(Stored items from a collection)
----
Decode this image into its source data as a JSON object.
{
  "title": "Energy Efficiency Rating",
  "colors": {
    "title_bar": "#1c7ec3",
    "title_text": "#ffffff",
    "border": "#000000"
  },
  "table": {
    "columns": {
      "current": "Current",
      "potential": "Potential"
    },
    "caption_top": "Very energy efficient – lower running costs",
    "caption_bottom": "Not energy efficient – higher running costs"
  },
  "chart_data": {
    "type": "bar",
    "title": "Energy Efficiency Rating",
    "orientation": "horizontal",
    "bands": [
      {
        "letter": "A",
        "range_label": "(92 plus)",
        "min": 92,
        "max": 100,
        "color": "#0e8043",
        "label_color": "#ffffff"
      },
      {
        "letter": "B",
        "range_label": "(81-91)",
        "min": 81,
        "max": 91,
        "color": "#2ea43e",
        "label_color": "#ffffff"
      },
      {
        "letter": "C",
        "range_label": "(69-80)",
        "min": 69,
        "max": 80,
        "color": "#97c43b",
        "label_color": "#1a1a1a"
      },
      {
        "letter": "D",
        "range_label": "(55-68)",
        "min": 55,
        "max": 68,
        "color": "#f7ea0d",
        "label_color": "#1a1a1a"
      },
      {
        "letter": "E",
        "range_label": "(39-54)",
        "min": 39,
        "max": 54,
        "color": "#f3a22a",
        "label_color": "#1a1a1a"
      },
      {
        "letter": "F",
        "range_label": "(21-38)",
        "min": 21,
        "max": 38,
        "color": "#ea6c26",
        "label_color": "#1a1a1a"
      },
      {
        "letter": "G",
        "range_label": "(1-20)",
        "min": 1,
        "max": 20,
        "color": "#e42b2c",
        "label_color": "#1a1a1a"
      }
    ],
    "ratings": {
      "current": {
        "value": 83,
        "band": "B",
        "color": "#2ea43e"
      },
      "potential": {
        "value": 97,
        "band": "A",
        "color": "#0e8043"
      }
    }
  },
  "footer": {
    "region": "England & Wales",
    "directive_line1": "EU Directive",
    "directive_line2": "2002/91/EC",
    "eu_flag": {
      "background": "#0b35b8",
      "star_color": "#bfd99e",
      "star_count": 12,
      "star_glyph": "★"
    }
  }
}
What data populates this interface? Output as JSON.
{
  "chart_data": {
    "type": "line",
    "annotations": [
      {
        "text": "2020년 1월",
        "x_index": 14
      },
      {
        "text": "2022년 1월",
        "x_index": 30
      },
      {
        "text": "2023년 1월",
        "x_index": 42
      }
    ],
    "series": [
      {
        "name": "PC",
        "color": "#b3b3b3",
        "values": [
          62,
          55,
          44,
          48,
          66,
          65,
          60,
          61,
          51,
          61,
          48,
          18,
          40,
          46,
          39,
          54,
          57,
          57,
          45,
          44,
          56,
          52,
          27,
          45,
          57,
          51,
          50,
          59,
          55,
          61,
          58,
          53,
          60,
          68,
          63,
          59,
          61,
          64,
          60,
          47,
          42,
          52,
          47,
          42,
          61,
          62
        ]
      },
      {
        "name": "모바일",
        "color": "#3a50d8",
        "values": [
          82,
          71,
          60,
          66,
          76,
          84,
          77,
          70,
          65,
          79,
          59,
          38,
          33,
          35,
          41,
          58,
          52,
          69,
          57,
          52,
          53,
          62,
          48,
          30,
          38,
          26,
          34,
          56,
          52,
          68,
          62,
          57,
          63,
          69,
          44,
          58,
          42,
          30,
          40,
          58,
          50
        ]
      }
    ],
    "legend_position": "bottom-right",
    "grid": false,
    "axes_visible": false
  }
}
----
» **Stated goal**
Retype the records in full. Keep every line identical to the original.

» **Full response**
Decode this image into its source data as a JSON object.
{
  "title": "Energy Efficiency Rating",
  "colors": {
    "title_bar": "#1c7ec3",
    "title_text": "#ffffff",
    "border": "#000000"
  },
  "table": {
    "columns": {
      "current": "Current",
      "potential": "Potential"
    },
    "caption_top": "Very energy efficient – lower running costs",
    "caption_bottom": "Not energy efficient – higher running costs"
  },
  "chart_data": {
    "type": "bar",
    "title": "Energy Efficiency Rating",
    "orientation": "horizontal",
    "bands": [
      {
        "letter": "A",
        "range_label": "(92 plus)",
        "min": 92,
        "max": 100,
        "color": "#0e8043",
        "label_color": "#ffffff"
      },
      {
        "letter": "B",
        "range_label": "(81-91)",
        "min": 81,
        "max": 91,
        "color": "#2ea43e",
        "label_color": "#ffffff"
      },
      {
        "letter": "C",
        "range_label": "(69-80)",
        "min": 69,
        "max": 80,
        "color": "#97c43b",
        "label_color": "#1a1a1a"
      },
      {
        "letter": "D",
        "range_label": "(55-68)",
        "min": 55,
        "max": 68,
        "color": "#f7ea0d",
        "label_color": "#1a1a1a"
      },
      {
        "letter": "E",
        "range_label": "(39-54)",
        "min": 39,
        "max": 54,
        "color": "#f3a22a",
        "label_color": "#1a1a1a"
      },
      {
        "letter": "F",
        "range_label": "(21-38)",
        "min": 21,
        "max": 38,
        "color": "#ea6c26",
        "label_color": "#1a1a1a"
      },
      {
        "letter": "G",
        "range_label": "(1-20)",
        "min": 1,
        "max": 20,
        "color": "#e42b2c",
        "label_color": "#1a1a1a"
      }
    ],
    "ratings": {
      "current": {
        "value": 83,
        "band": "B",
        "color": "#2ea43e"
      },
      "potential": {
        "value": 97,
        "band": "A",
        "color": "#0e8043"
      }
    }
  },
  "footer": {
    "region": "England & Wales",
    "directive_line1": "EU Directive",
    "directive_line2": "2002/91/EC",
    "eu_flag": {
      "background": "#0b35b8",
      "star_color": "#bfd99e",
      "star_count": 12,
      "star_glyph": "★"
    }
  }
}
What data populates this interface? Output as JSON.
{
  "chart_data": {
    "type": "line",
    "annotations": [
      {
        "text": "2020년 1월",
        "x_index": 14
      },
      {
        "text": "2022년 1월",
        "x_index": 30
      },
      {
        "text": "2023년 1월",
        "x_index": 42
      }
    ],
    "series": [
      {
        "name": "PC",
        "color": "#b3b3b3",
        "values": [
          62,
          55,
          44,
          48,
          66,
          65,
          60,
          61,
          51,
          61,
          48,
          18,
          40,
          46,
          39,
          54,
          57,
          57,
          45,
          44,
          56,
          52,
          27,
          45,
          57,
          51,
          50,
          59,
          55,
          61,
          58,
          53,
          60,
          68,
          63,
          59,
          61,
          64,
          60,
          47,
          42,
          52,
          47,
          42,
          61,
          62
        ]
      },
      {
        "name": "모바일",
        "color": "#3a50d8",
        "values": [
          82,
          71,
          60,
          66,
          76,
          84,
          77,
          70,
          65,
          79,
          59,
          38,
          33,
          35,
          41,
          58,
          52,
          69,
          57,
          52,
          53,
          62,
          48,
          30,
          38,
          26,
          34,
          56,
          52,
          68,
          62,
          57,
          63,
          69,
          44,
          58,
          42,
          30,
          40,
          58,
          50
        ]
      }
    ],
    "legend_position": "bottom-right",
    "grid": false,
    "axes_visible": false
  }
}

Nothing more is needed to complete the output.